What is needed: Report each line of the data that includes the word "ylabel".

Data in this exercise:
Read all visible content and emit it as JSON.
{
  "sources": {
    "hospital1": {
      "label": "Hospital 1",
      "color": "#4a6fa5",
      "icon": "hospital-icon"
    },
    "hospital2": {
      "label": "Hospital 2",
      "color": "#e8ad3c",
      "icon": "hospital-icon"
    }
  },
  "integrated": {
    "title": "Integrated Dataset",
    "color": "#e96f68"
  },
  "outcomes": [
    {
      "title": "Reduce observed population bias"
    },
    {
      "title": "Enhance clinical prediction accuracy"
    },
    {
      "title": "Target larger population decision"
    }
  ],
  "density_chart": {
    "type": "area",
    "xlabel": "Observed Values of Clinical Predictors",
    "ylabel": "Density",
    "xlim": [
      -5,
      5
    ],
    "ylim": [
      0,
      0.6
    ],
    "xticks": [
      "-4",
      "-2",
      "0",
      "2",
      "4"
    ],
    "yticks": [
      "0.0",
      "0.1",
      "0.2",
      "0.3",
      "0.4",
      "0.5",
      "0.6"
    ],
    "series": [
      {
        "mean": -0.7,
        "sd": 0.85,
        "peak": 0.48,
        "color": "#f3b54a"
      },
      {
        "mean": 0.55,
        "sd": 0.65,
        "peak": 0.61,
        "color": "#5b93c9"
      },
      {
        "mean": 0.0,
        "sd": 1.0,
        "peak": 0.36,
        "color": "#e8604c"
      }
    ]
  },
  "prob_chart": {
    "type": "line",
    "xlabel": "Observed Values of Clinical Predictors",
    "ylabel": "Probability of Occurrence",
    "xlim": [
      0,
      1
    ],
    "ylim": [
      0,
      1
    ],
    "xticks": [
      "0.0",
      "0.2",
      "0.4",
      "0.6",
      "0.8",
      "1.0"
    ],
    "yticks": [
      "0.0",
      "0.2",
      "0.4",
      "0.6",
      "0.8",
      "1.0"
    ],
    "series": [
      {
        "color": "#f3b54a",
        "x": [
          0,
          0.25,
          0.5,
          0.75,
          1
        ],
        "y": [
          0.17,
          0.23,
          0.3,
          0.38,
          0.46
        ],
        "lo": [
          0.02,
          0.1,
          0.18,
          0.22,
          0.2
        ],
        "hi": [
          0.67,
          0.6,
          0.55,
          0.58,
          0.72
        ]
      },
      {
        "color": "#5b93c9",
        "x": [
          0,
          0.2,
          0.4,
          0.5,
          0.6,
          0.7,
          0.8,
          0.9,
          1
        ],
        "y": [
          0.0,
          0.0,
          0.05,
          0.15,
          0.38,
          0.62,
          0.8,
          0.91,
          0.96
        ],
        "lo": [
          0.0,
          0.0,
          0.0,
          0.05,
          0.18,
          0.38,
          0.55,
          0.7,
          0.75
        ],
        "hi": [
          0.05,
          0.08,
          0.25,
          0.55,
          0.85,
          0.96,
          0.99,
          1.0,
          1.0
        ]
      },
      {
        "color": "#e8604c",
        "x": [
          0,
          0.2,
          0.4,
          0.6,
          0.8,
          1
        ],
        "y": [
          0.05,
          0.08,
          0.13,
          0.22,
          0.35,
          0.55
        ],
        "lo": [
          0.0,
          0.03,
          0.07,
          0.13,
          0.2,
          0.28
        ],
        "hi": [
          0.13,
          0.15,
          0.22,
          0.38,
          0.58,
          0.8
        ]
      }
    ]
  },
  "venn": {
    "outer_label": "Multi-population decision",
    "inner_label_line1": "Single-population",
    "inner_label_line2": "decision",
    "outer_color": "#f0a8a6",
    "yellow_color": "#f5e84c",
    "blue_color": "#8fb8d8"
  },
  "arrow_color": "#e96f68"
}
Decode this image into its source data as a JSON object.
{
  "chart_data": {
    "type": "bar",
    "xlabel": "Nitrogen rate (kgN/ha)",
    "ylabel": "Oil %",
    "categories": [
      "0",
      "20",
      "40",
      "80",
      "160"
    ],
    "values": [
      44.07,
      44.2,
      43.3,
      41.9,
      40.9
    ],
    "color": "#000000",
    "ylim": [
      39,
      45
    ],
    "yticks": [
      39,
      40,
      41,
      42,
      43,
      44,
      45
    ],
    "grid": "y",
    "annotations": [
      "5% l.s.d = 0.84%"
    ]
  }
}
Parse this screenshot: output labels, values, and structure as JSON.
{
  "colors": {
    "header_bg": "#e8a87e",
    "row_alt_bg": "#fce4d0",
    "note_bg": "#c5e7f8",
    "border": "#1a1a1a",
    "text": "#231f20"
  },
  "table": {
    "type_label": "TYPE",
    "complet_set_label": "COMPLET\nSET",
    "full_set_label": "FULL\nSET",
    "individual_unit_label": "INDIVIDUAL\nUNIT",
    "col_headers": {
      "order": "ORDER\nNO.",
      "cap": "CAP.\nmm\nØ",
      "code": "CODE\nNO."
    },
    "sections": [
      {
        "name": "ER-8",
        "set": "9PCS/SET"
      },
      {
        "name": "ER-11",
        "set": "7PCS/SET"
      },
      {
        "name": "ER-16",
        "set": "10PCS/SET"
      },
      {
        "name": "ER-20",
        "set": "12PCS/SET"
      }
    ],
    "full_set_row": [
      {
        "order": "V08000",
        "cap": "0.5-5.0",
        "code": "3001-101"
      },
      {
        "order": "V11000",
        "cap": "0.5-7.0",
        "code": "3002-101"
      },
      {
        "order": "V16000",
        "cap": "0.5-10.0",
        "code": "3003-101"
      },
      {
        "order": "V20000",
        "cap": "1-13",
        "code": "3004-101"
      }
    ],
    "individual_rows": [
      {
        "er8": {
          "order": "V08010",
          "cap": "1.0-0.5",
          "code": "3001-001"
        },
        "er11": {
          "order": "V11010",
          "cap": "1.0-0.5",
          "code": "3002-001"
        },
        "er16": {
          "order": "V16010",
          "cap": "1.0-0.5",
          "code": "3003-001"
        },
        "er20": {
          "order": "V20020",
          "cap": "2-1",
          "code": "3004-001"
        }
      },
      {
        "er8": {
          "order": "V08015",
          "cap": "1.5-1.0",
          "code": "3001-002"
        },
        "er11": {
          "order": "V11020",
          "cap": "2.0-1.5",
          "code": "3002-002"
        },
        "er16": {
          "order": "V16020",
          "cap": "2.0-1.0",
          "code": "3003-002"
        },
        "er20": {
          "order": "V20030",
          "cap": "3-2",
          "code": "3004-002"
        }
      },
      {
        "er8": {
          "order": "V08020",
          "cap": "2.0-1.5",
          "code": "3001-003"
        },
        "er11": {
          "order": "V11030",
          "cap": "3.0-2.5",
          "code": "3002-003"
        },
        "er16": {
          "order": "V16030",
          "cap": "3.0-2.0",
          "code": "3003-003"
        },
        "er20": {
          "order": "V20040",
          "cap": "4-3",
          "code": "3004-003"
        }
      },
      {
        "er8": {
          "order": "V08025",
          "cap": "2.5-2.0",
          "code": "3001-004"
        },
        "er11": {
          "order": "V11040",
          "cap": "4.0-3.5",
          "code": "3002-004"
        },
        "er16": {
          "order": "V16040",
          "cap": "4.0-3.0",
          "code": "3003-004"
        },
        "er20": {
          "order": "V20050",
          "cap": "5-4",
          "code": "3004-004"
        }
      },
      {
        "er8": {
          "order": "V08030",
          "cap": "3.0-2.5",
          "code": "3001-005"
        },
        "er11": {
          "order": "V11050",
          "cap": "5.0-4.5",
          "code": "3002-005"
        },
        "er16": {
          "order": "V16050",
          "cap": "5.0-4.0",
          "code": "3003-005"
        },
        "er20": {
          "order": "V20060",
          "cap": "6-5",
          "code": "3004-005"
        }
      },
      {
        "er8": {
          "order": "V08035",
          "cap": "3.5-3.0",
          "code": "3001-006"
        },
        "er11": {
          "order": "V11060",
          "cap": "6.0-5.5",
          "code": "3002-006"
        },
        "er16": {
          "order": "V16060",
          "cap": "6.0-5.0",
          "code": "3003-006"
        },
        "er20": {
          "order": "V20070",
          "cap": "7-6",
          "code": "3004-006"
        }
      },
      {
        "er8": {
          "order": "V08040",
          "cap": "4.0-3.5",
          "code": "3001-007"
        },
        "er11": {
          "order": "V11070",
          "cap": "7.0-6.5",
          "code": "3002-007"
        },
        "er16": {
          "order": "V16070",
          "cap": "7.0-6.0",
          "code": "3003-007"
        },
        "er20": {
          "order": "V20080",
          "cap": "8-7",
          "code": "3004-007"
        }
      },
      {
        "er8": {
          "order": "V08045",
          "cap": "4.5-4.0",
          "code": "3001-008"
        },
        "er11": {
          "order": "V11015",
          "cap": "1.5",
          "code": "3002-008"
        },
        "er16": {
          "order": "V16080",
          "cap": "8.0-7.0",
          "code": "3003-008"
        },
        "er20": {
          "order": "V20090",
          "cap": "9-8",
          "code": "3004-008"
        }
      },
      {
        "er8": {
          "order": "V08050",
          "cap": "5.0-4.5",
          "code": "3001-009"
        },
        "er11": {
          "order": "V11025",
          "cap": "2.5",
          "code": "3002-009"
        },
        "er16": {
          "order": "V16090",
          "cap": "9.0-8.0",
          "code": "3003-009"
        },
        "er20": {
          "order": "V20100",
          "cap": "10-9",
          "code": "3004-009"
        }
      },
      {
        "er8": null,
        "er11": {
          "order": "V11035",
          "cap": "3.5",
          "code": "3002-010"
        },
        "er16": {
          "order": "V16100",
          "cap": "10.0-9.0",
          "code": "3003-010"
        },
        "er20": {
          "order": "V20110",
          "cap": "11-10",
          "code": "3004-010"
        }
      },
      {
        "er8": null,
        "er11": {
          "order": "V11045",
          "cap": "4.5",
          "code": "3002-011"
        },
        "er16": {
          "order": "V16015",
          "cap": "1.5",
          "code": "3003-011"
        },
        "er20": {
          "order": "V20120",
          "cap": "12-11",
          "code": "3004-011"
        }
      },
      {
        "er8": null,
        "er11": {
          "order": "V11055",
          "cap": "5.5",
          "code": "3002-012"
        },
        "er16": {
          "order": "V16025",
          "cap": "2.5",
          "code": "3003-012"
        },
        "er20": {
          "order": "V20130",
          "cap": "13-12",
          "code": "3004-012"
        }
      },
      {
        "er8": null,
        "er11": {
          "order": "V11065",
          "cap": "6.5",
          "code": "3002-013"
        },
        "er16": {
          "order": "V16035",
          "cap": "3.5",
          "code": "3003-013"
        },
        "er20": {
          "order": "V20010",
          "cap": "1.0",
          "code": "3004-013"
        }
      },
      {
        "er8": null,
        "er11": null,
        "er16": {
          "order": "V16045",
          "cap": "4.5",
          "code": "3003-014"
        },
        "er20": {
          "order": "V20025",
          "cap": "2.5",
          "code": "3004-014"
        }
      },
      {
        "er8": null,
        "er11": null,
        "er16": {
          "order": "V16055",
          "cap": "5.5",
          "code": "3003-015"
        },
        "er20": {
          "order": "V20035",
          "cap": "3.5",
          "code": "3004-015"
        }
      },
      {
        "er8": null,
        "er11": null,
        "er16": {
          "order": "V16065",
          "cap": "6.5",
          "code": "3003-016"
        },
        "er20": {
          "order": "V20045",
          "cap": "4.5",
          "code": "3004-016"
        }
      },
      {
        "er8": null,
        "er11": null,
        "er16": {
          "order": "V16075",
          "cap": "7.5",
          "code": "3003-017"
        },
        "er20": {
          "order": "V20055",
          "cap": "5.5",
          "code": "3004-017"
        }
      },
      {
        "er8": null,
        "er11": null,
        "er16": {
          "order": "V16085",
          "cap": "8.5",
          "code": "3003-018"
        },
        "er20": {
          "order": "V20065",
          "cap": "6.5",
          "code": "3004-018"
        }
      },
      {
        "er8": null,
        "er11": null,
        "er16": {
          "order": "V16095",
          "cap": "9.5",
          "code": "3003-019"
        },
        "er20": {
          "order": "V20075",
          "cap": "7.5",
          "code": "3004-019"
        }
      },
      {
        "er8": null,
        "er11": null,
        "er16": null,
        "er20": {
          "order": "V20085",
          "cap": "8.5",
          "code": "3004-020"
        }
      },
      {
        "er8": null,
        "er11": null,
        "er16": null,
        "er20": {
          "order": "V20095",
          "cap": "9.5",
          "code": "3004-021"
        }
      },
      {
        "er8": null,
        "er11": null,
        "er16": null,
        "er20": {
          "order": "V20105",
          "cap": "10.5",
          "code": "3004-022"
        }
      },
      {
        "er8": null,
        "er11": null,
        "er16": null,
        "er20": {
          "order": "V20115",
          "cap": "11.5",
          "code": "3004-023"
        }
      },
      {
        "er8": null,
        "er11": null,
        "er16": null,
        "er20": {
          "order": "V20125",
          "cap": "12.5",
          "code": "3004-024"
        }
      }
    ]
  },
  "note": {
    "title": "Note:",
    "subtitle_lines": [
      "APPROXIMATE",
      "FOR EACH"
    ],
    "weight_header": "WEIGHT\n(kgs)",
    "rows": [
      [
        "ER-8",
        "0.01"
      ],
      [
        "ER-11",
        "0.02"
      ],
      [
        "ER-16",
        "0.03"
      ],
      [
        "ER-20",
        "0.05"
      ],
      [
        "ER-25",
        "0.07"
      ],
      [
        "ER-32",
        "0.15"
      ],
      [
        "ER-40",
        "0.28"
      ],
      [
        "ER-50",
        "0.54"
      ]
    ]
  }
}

Answer to the task:
    "ylabel": "Density",
    "ylabel": "Probability of Occurrence",
    "ylabel": "Oil %",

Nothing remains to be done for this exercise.